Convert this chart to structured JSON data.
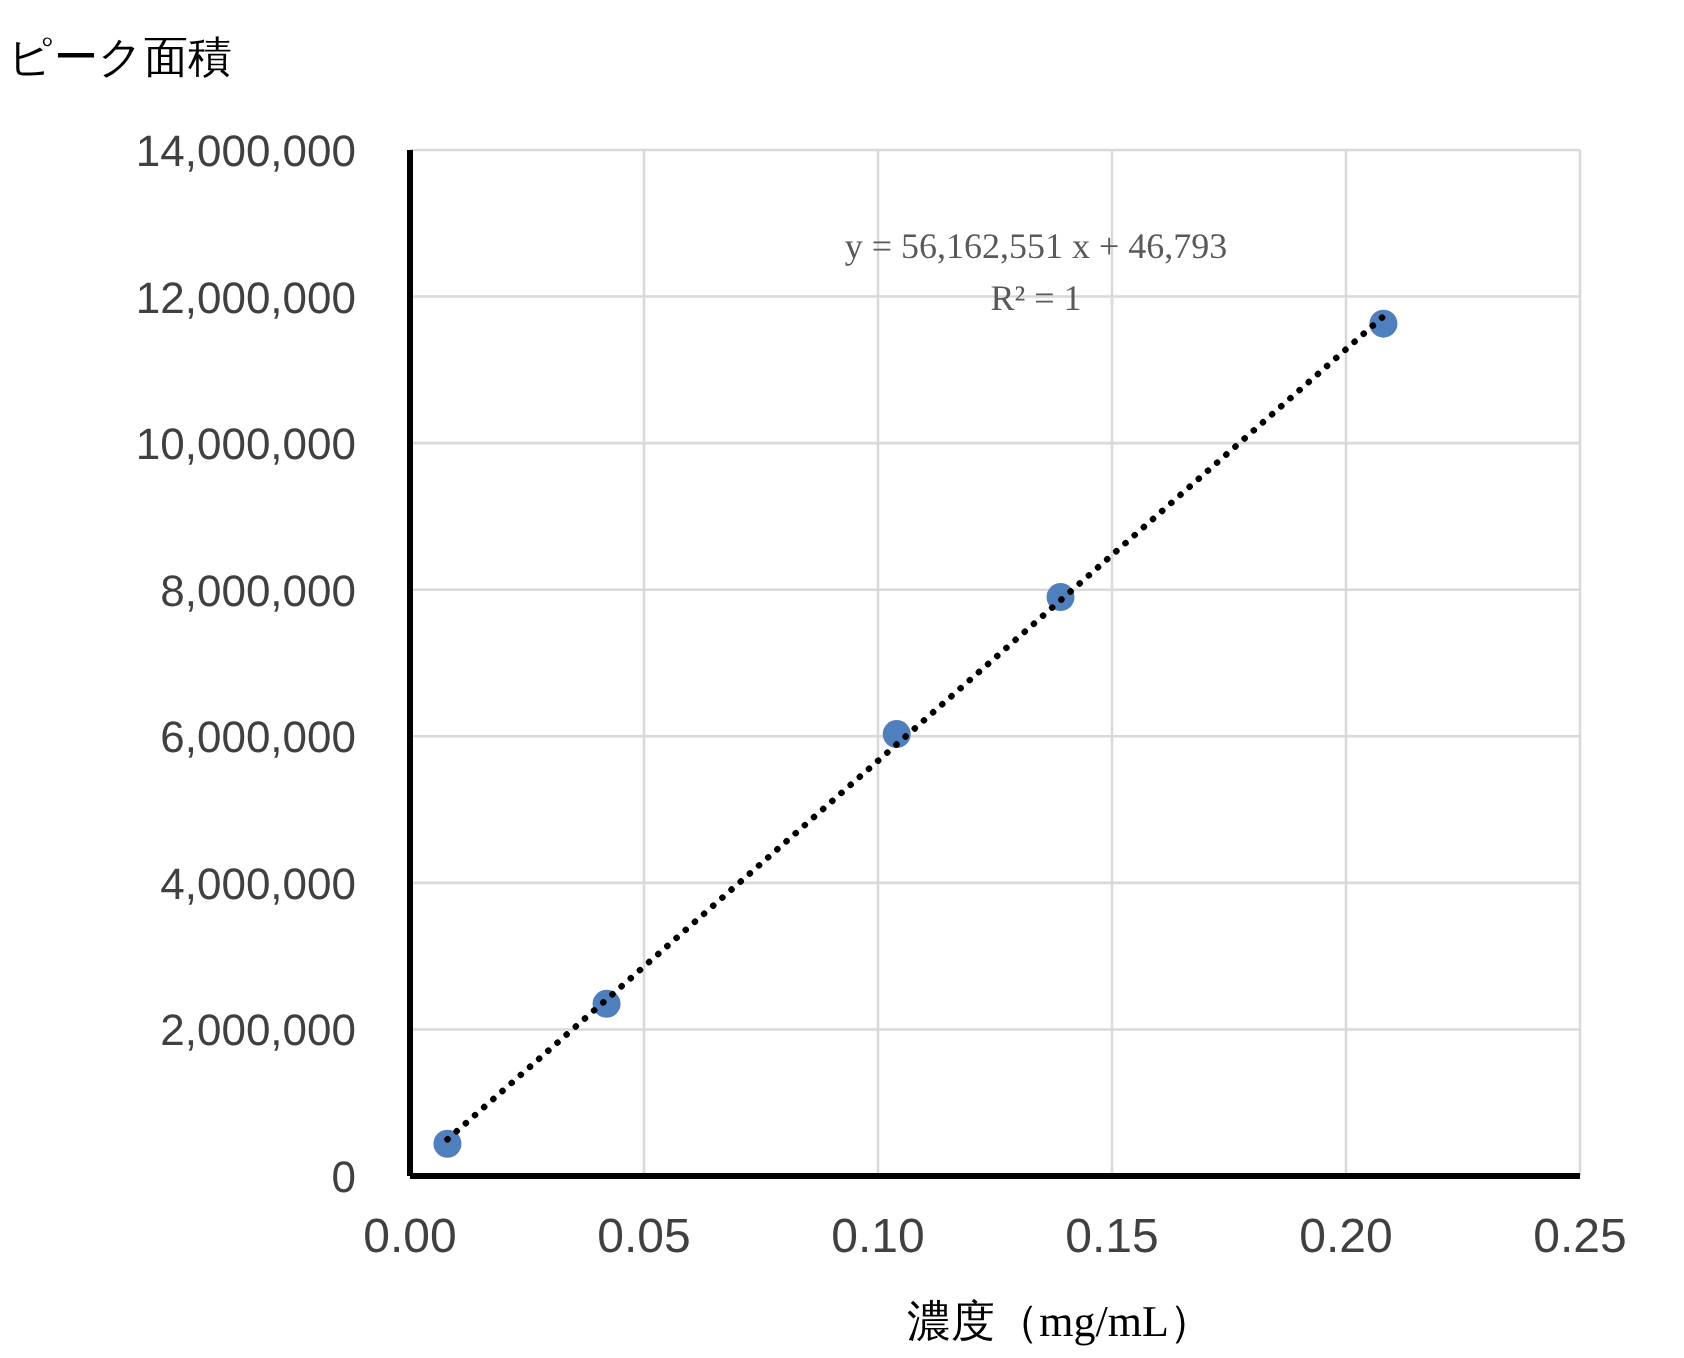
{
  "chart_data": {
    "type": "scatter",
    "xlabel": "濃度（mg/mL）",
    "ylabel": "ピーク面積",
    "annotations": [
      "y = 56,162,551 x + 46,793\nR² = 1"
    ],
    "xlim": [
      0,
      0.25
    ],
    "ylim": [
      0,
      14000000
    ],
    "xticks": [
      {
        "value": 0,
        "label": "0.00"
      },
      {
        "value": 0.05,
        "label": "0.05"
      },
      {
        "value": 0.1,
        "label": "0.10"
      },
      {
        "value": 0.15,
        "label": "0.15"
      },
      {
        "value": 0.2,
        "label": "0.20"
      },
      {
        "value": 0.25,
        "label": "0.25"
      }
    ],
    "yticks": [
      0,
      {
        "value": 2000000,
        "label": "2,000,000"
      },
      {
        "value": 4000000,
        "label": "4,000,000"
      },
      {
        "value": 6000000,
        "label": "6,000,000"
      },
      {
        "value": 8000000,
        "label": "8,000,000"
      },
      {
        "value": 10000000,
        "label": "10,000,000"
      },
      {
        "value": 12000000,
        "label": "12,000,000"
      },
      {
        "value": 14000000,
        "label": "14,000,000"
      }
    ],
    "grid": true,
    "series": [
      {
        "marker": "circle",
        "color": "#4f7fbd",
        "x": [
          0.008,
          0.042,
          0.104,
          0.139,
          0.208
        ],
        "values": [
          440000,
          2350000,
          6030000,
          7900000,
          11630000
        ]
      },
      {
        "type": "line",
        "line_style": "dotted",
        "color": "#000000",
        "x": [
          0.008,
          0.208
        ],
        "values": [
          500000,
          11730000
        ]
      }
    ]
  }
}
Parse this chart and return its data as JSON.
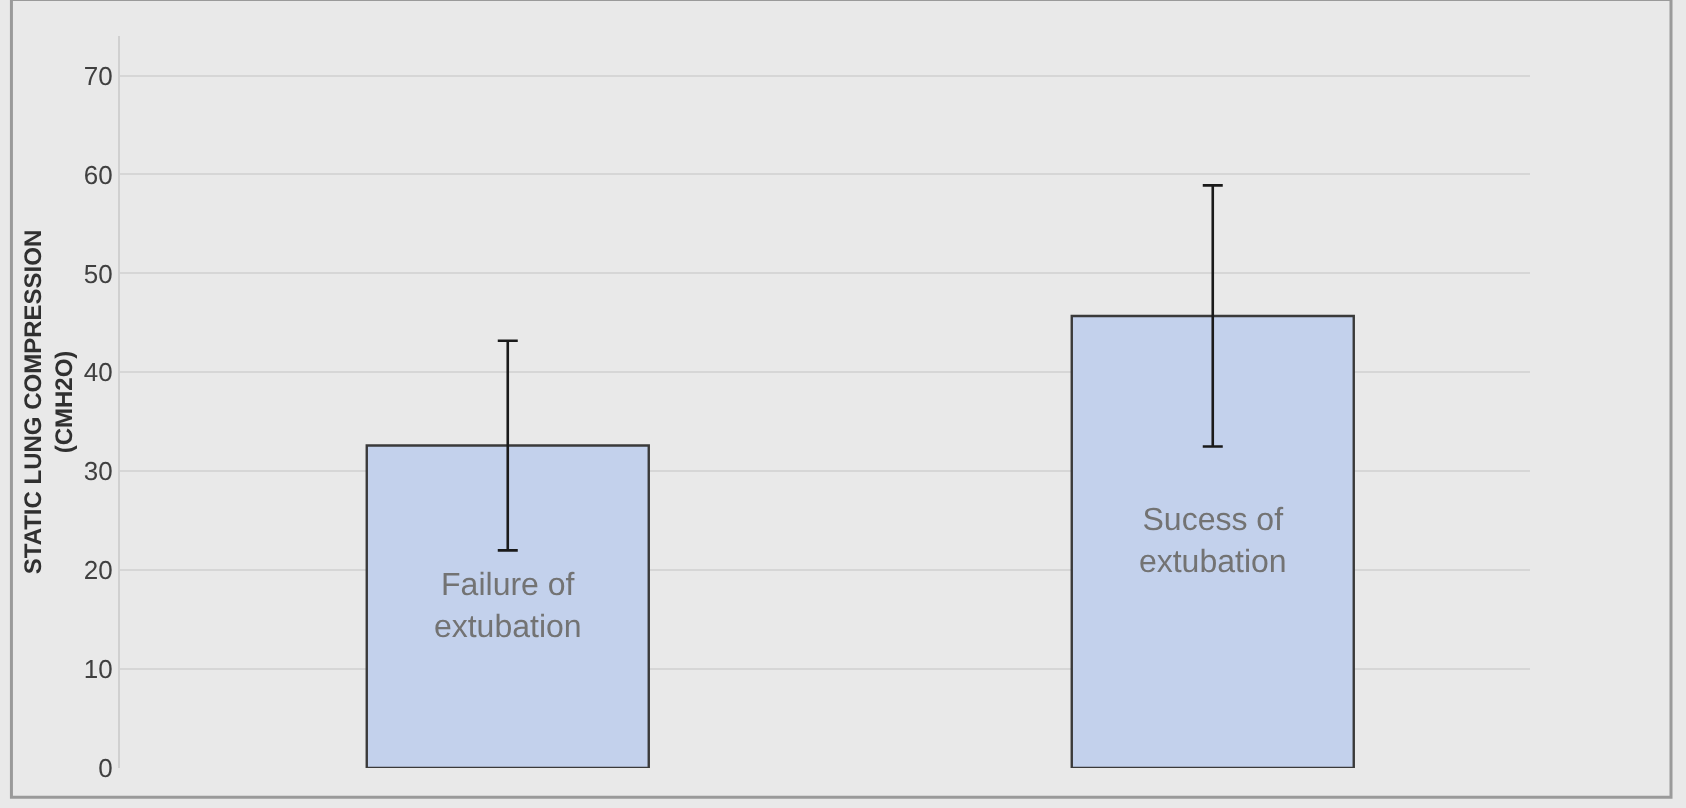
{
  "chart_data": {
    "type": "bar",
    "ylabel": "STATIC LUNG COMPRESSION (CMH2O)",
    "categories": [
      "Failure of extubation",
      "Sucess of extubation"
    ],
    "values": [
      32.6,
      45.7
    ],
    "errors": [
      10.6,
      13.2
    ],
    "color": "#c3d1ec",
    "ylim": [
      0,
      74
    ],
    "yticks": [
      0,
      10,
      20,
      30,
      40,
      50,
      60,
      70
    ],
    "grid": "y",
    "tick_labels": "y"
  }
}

——

What needs to be done: Copy, from the material above, each line in which the string "JSON" occurs.

Response to the task:
Convert this chart to structured JSON data.
Parse this chart and return its data as JSON.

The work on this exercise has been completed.